Data —

┄┄┄┄┄┄┄┄┄┄

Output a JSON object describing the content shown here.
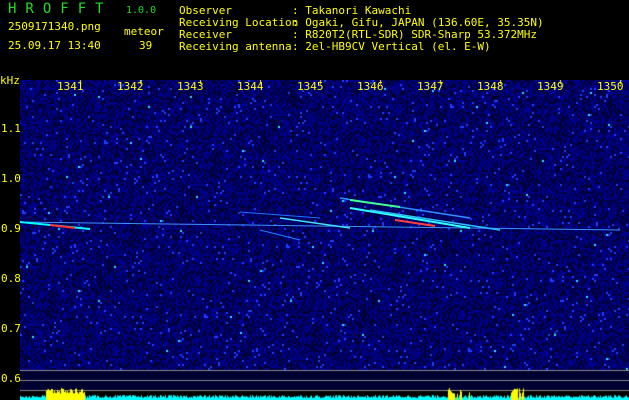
{
  "header": {
    "app_title": "HROFFT",
    "version": "1.0.0",
    "filename": "2509171340.png",
    "datetime": "25.09.17 13:40",
    "mode_label": "meteor",
    "count": "39"
  },
  "station_info": [
    {
      "label": "Observer",
      "value": ": Takanori Kawachi"
    },
    {
      "label": "Receiving Location",
      "value": ": Ogaki, Gifu, JAPAN (136.60E, 35.35N)"
    },
    {
      "label": "Receiver",
      "value": ": R820T2(RTL-SDR) SDR-Sharp 53.372MHz"
    },
    {
      "label": "Receiving antenna",
      "value": ": 2el-HB9CV Vertical (el. E-W)"
    }
  ],
  "spectrogram": {
    "y_unit": "kHz",
    "time_ticks": [
      "1341",
      "1342",
      "1343",
      "1344",
      "1345",
      "1346",
      "1347",
      "1348",
      "1349",
      "1350"
    ],
    "freq_ticks": [
      "1.1",
      "1.0",
      "0.9",
      "0.8",
      "0.7",
      "0.6"
    ],
    "colors": {
      "background": "#000040",
      "noise": "#1a2aff",
      "signal": "#00ffff",
      "strong": "#ff3030",
      "level_bar": "#00ffff",
      "level_peak": "#ffff00",
      "text": "#ffff00",
      "title": "#22dd22"
    }
  }
}
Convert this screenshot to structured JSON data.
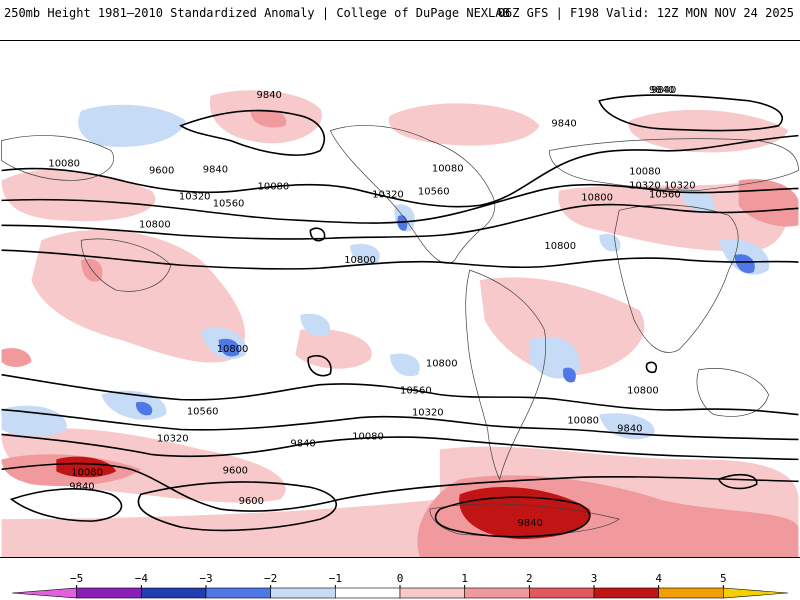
{
  "header": {
    "left_title": "250mb Height 1981–2010 Standardized Anomaly | College of DuPage NEXLAB",
    "right_title": "06Z GFS | F198 Valid: 12Z MON NOV 24 2025"
  },
  "colorbar": {
    "ticks": [
      "−5",
      "−4",
      "−3",
      "−2",
      "−1",
      "0",
      "1",
      "2",
      "3",
      "4",
      "5"
    ],
    "colors": [
      "#e060e0",
      "#8a1fb8",
      "#1f3fb0",
      "#4f78e6",
      "#c6dcf6",
      "#ffffff",
      "#f8c9cb",
      "#f19a9e",
      "#e3585e",
      "#c11414",
      "#f2a000",
      "#f5d000"
    ]
  },
  "contour_labels": [
    "9840",
    "9840",
    "9840",
    "10080",
    "9600",
    "9840",
    "10080",
    "10320",
    "10560",
    "10800",
    "10320",
    "10560",
    "10080",
    "10320",
    "9840",
    "10080",
    "10320",
    "10560",
    "10800",
    "10800",
    "10800",
    "10800",
    "10800",
    "10560",
    "10560",
    "10320",
    "10320",
    "10080",
    "10080",
    "9840",
    "9840",
    "9600",
    "9600",
    "10080",
    "9840",
    "9840",
    "10800"
  ]
}
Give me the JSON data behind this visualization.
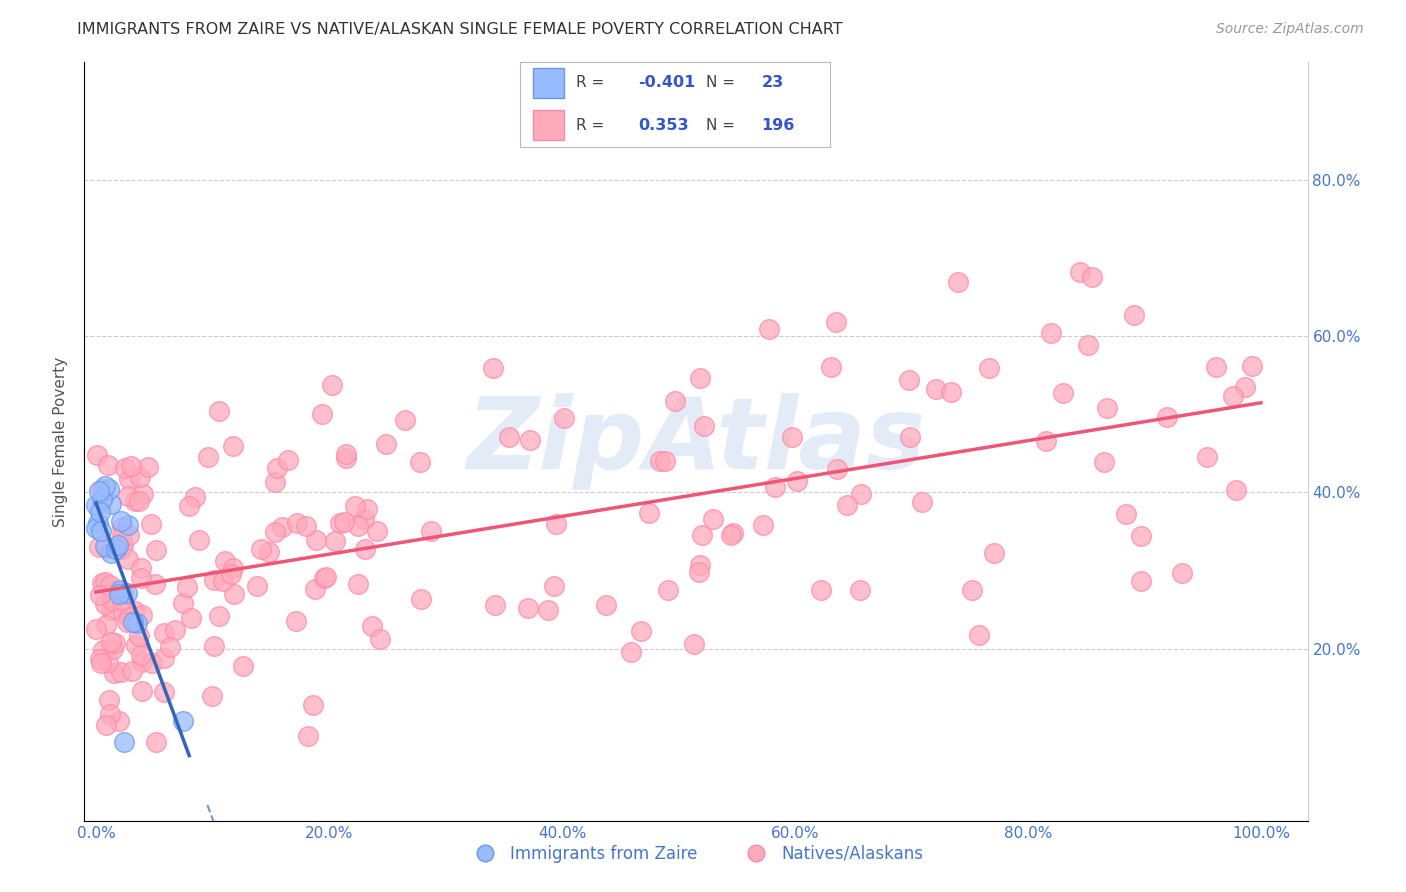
{
  "title": "IMMIGRANTS FROM ZAIRE VS NATIVE/ALASKAN SINGLE FEMALE POVERTY CORRELATION CHART",
  "source_text": "Source: ZipAtlas.com",
  "ylabel": "Single Female Poverty",
  "x_tick_labels": [
    "0.0%",
    "20.0%",
    "40.0%",
    "60.0%",
    "80.0%",
    "100.0%"
  ],
  "x_tick_values": [
    0.0,
    0.2,
    0.4,
    0.6,
    0.8,
    1.0
  ],
  "y_tick_labels": [
    "20.0%",
    "40.0%",
    "60.0%",
    "80.0%"
  ],
  "y_tick_values": [
    0.2,
    0.4,
    0.6,
    0.8
  ],
  "xlim": [
    -0.01,
    1.04
  ],
  "ylim": [
    -0.02,
    0.95
  ],
  "legend1_r": "-0.401",
  "legend1_n": "23",
  "legend2_r": "0.353",
  "legend2_n": "196",
  "blue_color": "#99BBFF",
  "blue_edge_color": "#6699EE",
  "pink_color": "#FFAABB",
  "pink_edge_color": "#FF88AA",
  "blue_line_color": "#3366BB",
  "pink_line_color": "#EE5577",
  "watermark": "ZipAtlas",
  "watermark_color": "#CCDDEEBB",
  "background_color": "#FFFFFF",
  "grid_color": "#CCCCCC",
  "title_color": "#333333",
  "source_color": "#999999",
  "tick_color_blue": "#4477CC",
  "legend_r_color": "#3355CC",
  "legend_label_color": "#333333",
  "blue_scatter_seed": 10,
  "pink_scatter_seed": 20
}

┄┄┄┄┄┄┄┄┄┄

Objective — Without including any pictures, output all the entries above exactly.

Right answer —
Output a JSON object describing the content shown here.
{
  "header": {
    "app_title": "HROFFT",
    "version": "1.0.0",
    "filename": "2509171340.png",
    "datetime": "25.09.17 13:40",
    "mode_label": "meteor",
    "count": "39"
  },
  "station_info": [
    {
      "label": "Observer",
      "value": ": Takanori Kawachi"
    },
    {
      "label": "Receiving Location",
      "value": ": Ogaki, Gifu, JAPAN (136.60E, 35.35N)"
    },
    {
      "label": "Receiver",
      "value": ": R820T2(RTL-SDR) SDR-Sharp 53.372MHz"
    },
    {
      "label": "Receiving antenna",
      "value": ": 2el-HB9CV Vertical (el. E-W)"
    }
  ],
  "spectrogram": {
    "y_unit": "kHz",
    "time_ticks": [
      "1341",
      "1342",
      "1343",
      "1344",
      "1345",
      "1346",
      "1347",
      "1348",
      "1349",
      "1350"
    ],
    "freq_ticks": [
      "1.1",
      "1.0",
      "0.9",
      "0.8",
      "0.7",
      "0.6"
    ],
    "colors": {
      "background": "#000040",
      "noise": "#1a2aff",
      "signal": "#00ffff",
      "strong": "#ff3030",
      "level_bar": "#00ffff",
      "level_peak": "#ffff00",
      "text": "#ffff00",
      "title": "#22dd22"
    }
  }
}
Convert this screenshot to structured JSON data.
{
  "header": {
    "left_title": "250mb Height 1981–2010 Standardized Anomaly | College of DuPage NEXLAB",
    "right_title": "06Z GFS | F198 Valid: 12Z MON NOV 24 2025"
  },
  "colorbar": {
    "ticks": [
      "−5",
      "−4",
      "−3",
      "−2",
      "−1",
      "0",
      "1",
      "2",
      "3",
      "4",
      "5"
    ],
    "colors": [
      "#e060e0",
      "#8a1fb8",
      "#1f3fb0",
      "#4f78e6",
      "#c6dcf6",
      "#ffffff",
      "#f8c9cb",
      "#f19a9e",
      "#e3585e",
      "#c11414",
      "#f2a000",
      "#f5d000"
    ]
  },
  "contour_labels": [
    "9840",
    "9840",
    "9840",
    "10080",
    "9600",
    "9840",
    "10080",
    "10320",
    "10560",
    "10800",
    "10320",
    "10560",
    "10080",
    "10320",
    "9840",
    "10080",
    "10320",
    "10560",
    "10800",
    "10800",
    "10800",
    "10800",
    "10800",
    "10560",
    "10560",
    "10320",
    "10320",
    "10080",
    "10080",
    "9840",
    "9840",
    "9600",
    "9600",
    "10080",
    "9840",
    "9840",
    "10800"
  ]
}
Give me the JSON data behind this visualization.
{
  "title": "IMMIGRANTS FROM ZAIRE VS NATIVE/ALASKAN SINGLE FEMALE POVERTY CORRELATION CHART",
  "source_text": "Source: ZipAtlas.com",
  "ylabel": "Single Female Poverty",
  "x_tick_labels": [
    "0.0%",
    "20.0%",
    "40.0%",
    "60.0%",
    "80.0%",
    "100.0%"
  ],
  "x_tick_values": [
    0.0,
    0.2,
    0.4,
    0.6,
    0.8,
    1.0
  ],
  "y_tick_labels": [
    "20.0%",
    "40.0%",
    "60.0%",
    "80.0%"
  ],
  "y_tick_values": [
    0.2,
    0.4,
    0.6,
    0.8
  ],
  "xlim": [
    -0.01,
    1.04
  ],
  "ylim": [
    -0.02,
    0.95
  ],
  "legend1_r": "-0.401",
  "legend1_n": "23",
  "legend2_r": "0.353",
  "legend2_n": "196",
  "blue_color": "#99BBFF",
  "blue_edge_color": "#6699EE",
  "pink_color": "#FFAABB",
  "pink_edge_color": "#FF88AA",
  "blue_line_color": "#3366BB",
  "pink_line_color": "#EE5577",
  "watermark": "ZipAtlas",
  "watermark_color": "#CCDDEEBB",
  "background_color": "#FFFFFF",
  "grid_color": "#CCCCCC",
  "title_color": "#333333",
  "source_color": "#999999",
  "tick_color_blue": "#4477CC",
  "legend_r_color": "#3355CC",
  "legend_label_color": "#333333",
  "blue_scatter_seed": 10,
  "pink_scatter_seed": 20
}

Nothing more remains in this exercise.